Exercise inputs:
begin
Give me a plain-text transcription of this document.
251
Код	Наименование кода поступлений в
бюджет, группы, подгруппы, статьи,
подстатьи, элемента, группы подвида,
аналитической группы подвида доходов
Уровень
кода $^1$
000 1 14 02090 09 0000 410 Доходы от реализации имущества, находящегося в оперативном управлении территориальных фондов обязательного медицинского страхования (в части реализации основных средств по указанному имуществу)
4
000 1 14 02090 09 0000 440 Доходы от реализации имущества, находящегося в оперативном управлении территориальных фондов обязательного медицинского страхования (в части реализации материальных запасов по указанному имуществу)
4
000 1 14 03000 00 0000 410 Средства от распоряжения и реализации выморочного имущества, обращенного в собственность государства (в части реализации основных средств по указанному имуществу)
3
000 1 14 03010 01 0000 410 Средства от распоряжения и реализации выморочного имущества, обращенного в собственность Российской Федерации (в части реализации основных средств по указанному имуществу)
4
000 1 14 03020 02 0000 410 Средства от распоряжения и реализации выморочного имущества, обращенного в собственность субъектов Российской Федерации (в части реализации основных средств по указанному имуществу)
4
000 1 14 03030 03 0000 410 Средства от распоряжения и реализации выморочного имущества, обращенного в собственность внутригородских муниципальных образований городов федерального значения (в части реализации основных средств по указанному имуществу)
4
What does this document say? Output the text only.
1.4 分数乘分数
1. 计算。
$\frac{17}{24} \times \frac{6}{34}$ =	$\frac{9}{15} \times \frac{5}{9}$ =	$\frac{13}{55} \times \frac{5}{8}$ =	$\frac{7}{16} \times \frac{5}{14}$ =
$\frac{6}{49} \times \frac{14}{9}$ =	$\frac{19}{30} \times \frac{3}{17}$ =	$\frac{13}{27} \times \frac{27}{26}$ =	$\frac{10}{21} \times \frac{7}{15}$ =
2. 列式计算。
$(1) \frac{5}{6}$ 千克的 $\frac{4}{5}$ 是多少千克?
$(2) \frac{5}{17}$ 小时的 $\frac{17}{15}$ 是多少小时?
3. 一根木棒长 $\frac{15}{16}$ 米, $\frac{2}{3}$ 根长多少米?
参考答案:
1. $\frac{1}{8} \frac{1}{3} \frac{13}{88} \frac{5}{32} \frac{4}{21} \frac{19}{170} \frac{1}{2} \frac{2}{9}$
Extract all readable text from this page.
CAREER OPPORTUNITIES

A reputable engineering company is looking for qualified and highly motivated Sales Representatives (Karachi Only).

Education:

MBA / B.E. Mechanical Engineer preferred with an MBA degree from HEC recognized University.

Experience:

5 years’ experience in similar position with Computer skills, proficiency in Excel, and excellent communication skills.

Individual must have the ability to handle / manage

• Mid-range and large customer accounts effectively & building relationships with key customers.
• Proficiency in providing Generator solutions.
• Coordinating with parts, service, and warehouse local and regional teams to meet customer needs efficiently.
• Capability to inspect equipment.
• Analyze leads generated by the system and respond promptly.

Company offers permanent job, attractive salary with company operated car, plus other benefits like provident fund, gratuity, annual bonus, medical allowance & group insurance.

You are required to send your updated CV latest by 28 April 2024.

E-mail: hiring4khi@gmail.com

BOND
end
Written request: Send back every record, precisely as written.

Solved exercise:
Give me a plain-text transcription of this document.
251
Код	Наименование кода поступлений в
бюджет, группы, подгруппы, статьи,
подстатьи, элемента, группы подвида,
аналитической группы подвида доходов
Уровень
кода $^1$
000 1 14 02090 09 0000 410 Доходы от реализации имущества, находящегося в оперативном управлении территориальных фондов обязательного медицинского страхования (в части реализации основных средств по указанному имуществу)
4
000 1 14 02090 09 0000 440 Доходы от реализации имущества, находящегося в оперативном управлении территориальных фондов обязательного медицинского страхования (в части реализации материальных запасов по указанному имуществу)
4
000 1 14 03000 00 0000 410 Средства от распоряжения и реализации выморочного имущества, обращенного в собственность государства (в части реализации основных средств по указанному имуществу)
3
000 1 14 03010 01 0000 410 Средства от распоряжения и реализации выморочного имущества, обращенного в собственность Российской Федерации (в части реализации основных средств по указанному имуществу)
4
000 1 14 03020 02 0000 410 Средства от распоряжения и реализации выморочного имущества, обращенного в собственность субъектов Российской Федерации (в части реализации основных средств по указанному имуществу)
4
000 1 14 03030 03 0000 410 Средства от распоряжения и реализации выморочного имущества, обращенного в собственность внутригородских муниципальных образований городов федерального значения (в части реализации основных средств по указанному имуществу)
4
What does this document say? Output the text only.
1.4 分数乘分数
1. 计算。
$\frac{17}{24} \times \frac{6}{34}$ =	$\frac{9}{15} \times \frac{5}{9}$ =	$\frac{13}{55} \times \frac{5}{8}$ =	$\frac{7}{16} \times \frac{5}{14}$ =
$\frac{6}{49} \times \frac{14}{9}$ =	$\frac{19}{30} \times \frac{3}{17}$ =	$\frac{13}{27} \times \frac{27}{26}$ =	$\frac{10}{21} \times \frac{7}{15}$ =
2. 列式计算。
$(1) \frac{5}{6}$ 千克的 $\frac{4}{5}$ 是多少千克?
$(2) \frac{5}{17}$ 小时的 $\frac{17}{15}$ 是多少小时?
3. 一根木棒长 $\frac{15}{16}$ 米, $\frac{2}{3}$ 根长多少米?
参考答案:
1. $\frac{1}{8} \frac{1}{3} \frac{13}{88} \frac{5}{32} \frac{4}{21} \frac{19}{170} \frac{1}{2} \frac{2}{9}$
Extract all readable text from this page.
CAREER OPPORTUNITIES

A reputable engineering company is looking for qualified and highly motivated Sales Representatives (Karachi Only).

Education:

MBA / B.E. Mechanical Engineer preferred with an MBA degree from HEC recognized University.

Experience:

5 years’ experience in similar position with Computer skills, proficiency in Excel, and excellent communication skills.

Individual must have the ability to handle / manage

• Mid-range and large customer accounts effectively & building relationships with key customers.
• Proficiency in providing Generator solutions.
• Coordinating with parts, service, and warehouse local and regional teams to meet customer needs efficiently.
• Capability to inspect equipment.
• Analyze leads generated by the system and respond promptly.

Company offers permanent job, attractive salary with company operated car, plus other benefits like provident fund, gratuity, annual bonus, medical allowance & group insurance.

You are required to send your updated CV latest by 28 April 2024.

E-mail: hiring4khi@gmail.com

BOND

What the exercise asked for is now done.